• _The task_
Exactly repeat the material, dropping every picture from the copy.

• _Material for this task_
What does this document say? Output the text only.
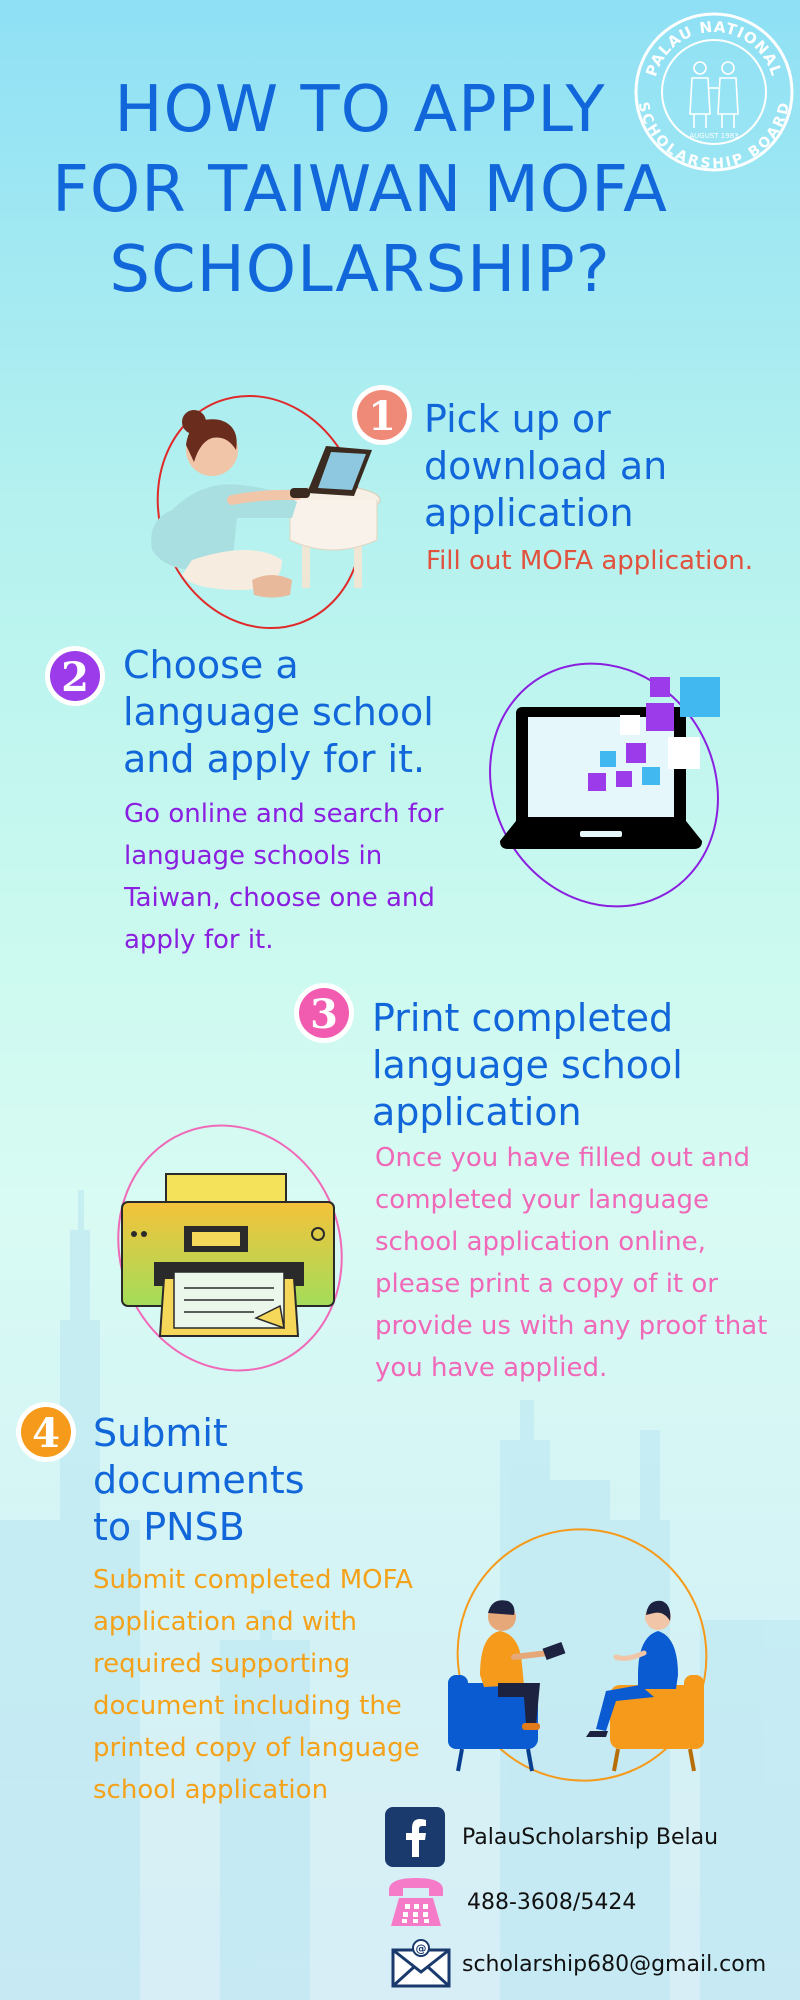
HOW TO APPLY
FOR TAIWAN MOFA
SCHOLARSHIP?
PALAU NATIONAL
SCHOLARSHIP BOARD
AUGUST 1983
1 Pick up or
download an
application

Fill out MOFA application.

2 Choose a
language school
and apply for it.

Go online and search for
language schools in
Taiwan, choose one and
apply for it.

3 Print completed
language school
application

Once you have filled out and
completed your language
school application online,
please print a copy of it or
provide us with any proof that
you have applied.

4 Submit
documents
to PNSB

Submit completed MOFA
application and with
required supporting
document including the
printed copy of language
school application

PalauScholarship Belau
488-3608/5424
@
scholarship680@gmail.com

• _Solution for this task_
What does this document say? Output the text only.
HOW TO APPLY
FOR TAIWAN MOFA
SCHOLARSHIP?
PALAU NATIONAL
SCHOLARSHIP BOARD
AUGUST 1983
1 Pick up or
download an
application

Fill out MOFA application.

2 Choose a
language school
and apply for it.

Go online and search for
language schools in
Taiwan, choose one and
apply for it.

3 Print completed
language school
application

Once you have filled out and
completed your language
school application online,
please print a copy of it or
provide us with any proof that
you have applied.

4 Submit
documents
to PNSB

Submit completed MOFA
application and with
required supporting
document including the
printed copy of language
school application

PalauScholarship Belau
488-3608/5424
@
scholarship680@gmail.com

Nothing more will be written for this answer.